◆ **Your objective**: Leave out the pictures and restate the rest of the data exactly.

Items listed in a dataset

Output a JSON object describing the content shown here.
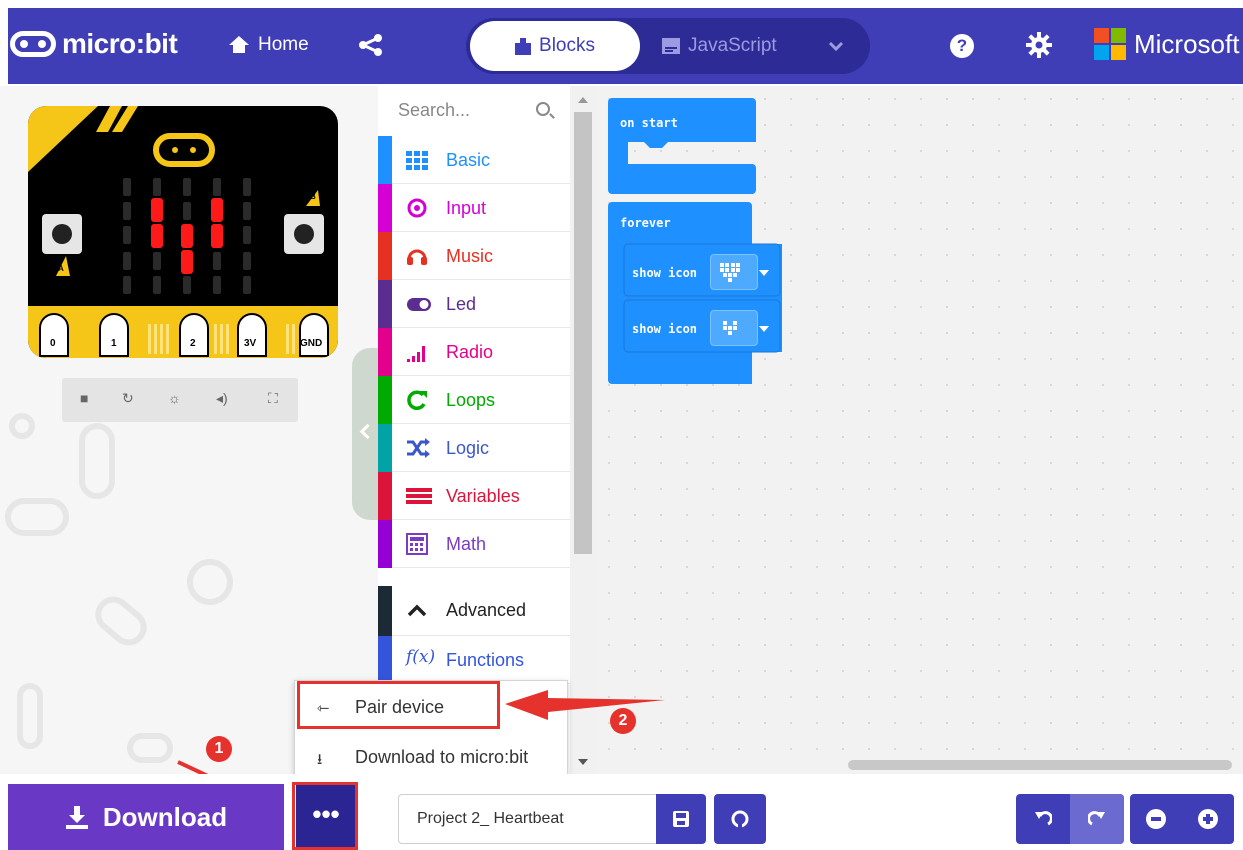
{
  "header": {
    "logo_text": "micro:bit",
    "home_label": "Home",
    "tabs": [
      {
        "label": "Blocks",
        "active": true
      },
      {
        "label": "JavaScript",
        "active": false
      }
    ],
    "brand_label": "Microsoft",
    "icons": [
      "microbit-logo-icon",
      "home-icon",
      "share-icon",
      "puzzle-icon",
      "code-icon",
      "chevron-down-icon",
      "help-icon",
      "gear-icon",
      "microsoft-logo-icon"
    ]
  },
  "simulator": {
    "pins": [
      "0",
      "1",
      "2",
      "3V",
      "GND"
    ],
    "button_a": "A",
    "button_b": "B",
    "controls": [
      "stop-icon",
      "restart-icon",
      "debug-icon",
      "mute-icon",
      "fullscreen-icon"
    ]
  },
  "toolbox": {
    "search_placeholder": "Search...",
    "categories": [
      {
        "label": "Basic",
        "color": "#1e90ff",
        "icon": "grid-icon"
      },
      {
        "label": "Input",
        "color": "#d400d4",
        "icon": "target-icon"
      },
      {
        "label": "Music",
        "color": "#e63022",
        "icon": "headphones-icon"
      },
      {
        "label": "Led",
        "color": "#5c2d91",
        "icon": "toggle-icon"
      },
      {
        "label": "Radio",
        "color": "#e3008c",
        "icon": "signal-bars-icon"
      },
      {
        "label": "Loops",
        "color": "#00aa00",
        "icon": "refresh-icon"
      },
      {
        "label": "Logic",
        "color": "#00a4a6",
        "icon": "shuffle-icon"
      },
      {
        "label": "Variables",
        "color": "#dc143c",
        "icon": "list-icon"
      },
      {
        "label": "Math",
        "color": "#9400d3",
        "icon": "calculator-icon"
      },
      {
        "label": "Advanced",
        "color": "#222222",
        "icon": "chevron-up-icon"
      },
      {
        "label": "Functions",
        "color": "#3455db",
        "icon": "function-icon"
      }
    ]
  },
  "workspace": {
    "blocks": {
      "on_start": "on start",
      "forever": "forever",
      "show_icon_1": "show icon",
      "show_icon_2": "show icon"
    }
  },
  "popup": {
    "items": [
      {
        "label": "Pair device",
        "icon": "usb-icon"
      },
      {
        "label": "Download to micro:bit",
        "icon": "download-icon"
      }
    ],
    "step_badges": [
      "1",
      "2"
    ]
  },
  "bottom": {
    "download_label": "Download",
    "more_label": "•••",
    "project_name": "Project 2_ Heartbeat",
    "icons": [
      "download-icon",
      "save-icon",
      "github-icon",
      "undo-icon",
      "redo-icon",
      "zoom-out-icon",
      "zoom-in-icon"
    ]
  },
  "colors": {
    "header": "#3f3eb6",
    "download": "#6938c4",
    "more": "#2a2593",
    "highlight": "#e5322d",
    "block": "#1e90ff"
  }
}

◆ **Final result**:
Output a JSON object describing the content shown here.
{
  "header": {
    "logo_text": "micro:bit",
    "home_label": "Home",
    "tabs": [
      {
        "label": "Blocks",
        "active": true
      },
      {
        "label": "JavaScript",
        "active": false
      }
    ],
    "brand_label": "Microsoft",
    "icons": [
      "microbit-logo-icon",
      "home-icon",
      "share-icon",
      "puzzle-icon",
      "code-icon",
      "chevron-down-icon",
      "help-icon",
      "gear-icon",
      "microsoft-logo-icon"
    ]
  },
  "simulator": {
    "pins": [
      "0",
      "1",
      "2",
      "3V",
      "GND"
    ],
    "button_a": "A",
    "button_b": "B",
    "controls": [
      "stop-icon",
      "restart-icon",
      "debug-icon",
      "mute-icon",
      "fullscreen-icon"
    ]
  },
  "toolbox": {
    "search_placeholder": "Search...",
    "categories": [
      {
        "label": "Basic",
        "color": "#1e90ff",
        "icon": "grid-icon"
      },
      {
        "label": "Input",
        "color": "#d400d4",
        "icon": "target-icon"
      },
      {
        "label": "Music",
        "color": "#e63022",
        "icon": "headphones-icon"
      },
      {
        "label": "Led",
        "color": "#5c2d91",
        "icon": "toggle-icon"
      },
      {
        "label": "Radio",
        "color": "#e3008c",
        "icon": "signal-bars-icon"
      },
      {
        "label": "Loops",
        "color": "#00aa00",
        "icon": "refresh-icon"
      },
      {
        "label": "Logic",
        "color": "#00a4a6",
        "icon": "shuffle-icon"
      },
      {
        "label": "Variables",
        "color": "#dc143c",
        "icon": "list-icon"
      },
      {
        "label": "Math",
        "color": "#9400d3",
        "icon": "calculator-icon"
      },
      {
        "label": "Advanced",
        "color": "#222222",
        "icon": "chevron-up-icon"
      },
      {
        "label": "Functions",
        "color": "#3455db",
        "icon": "function-icon"
      }
    ]
  },
  "workspace": {
    "blocks": {
      "on_start": "on start",
      "forever": "forever",
      "show_icon_1": "show icon",
      "show_icon_2": "show icon"
    }
  },
  "popup": {
    "items": [
      {
        "label": "Pair device",
        "icon": "usb-icon"
      },
      {
        "label": "Download to micro:bit",
        "icon": "download-icon"
      }
    ],
    "step_badges": [
      "1",
      "2"
    ]
  },
  "bottom": {
    "download_label": "Download",
    "more_label": "•••",
    "project_name": "Project 2_ Heartbeat",
    "icons": [
      "download-icon",
      "save-icon",
      "github-icon",
      "undo-icon",
      "redo-icon",
      "zoom-out-icon",
      "zoom-in-icon"
    ]
  },
  "colors": {
    "header": "#3f3eb6",
    "download": "#6938c4",
    "more": "#2a2593",
    "highlight": "#e5322d",
    "block": "#1e90ff"
  }
}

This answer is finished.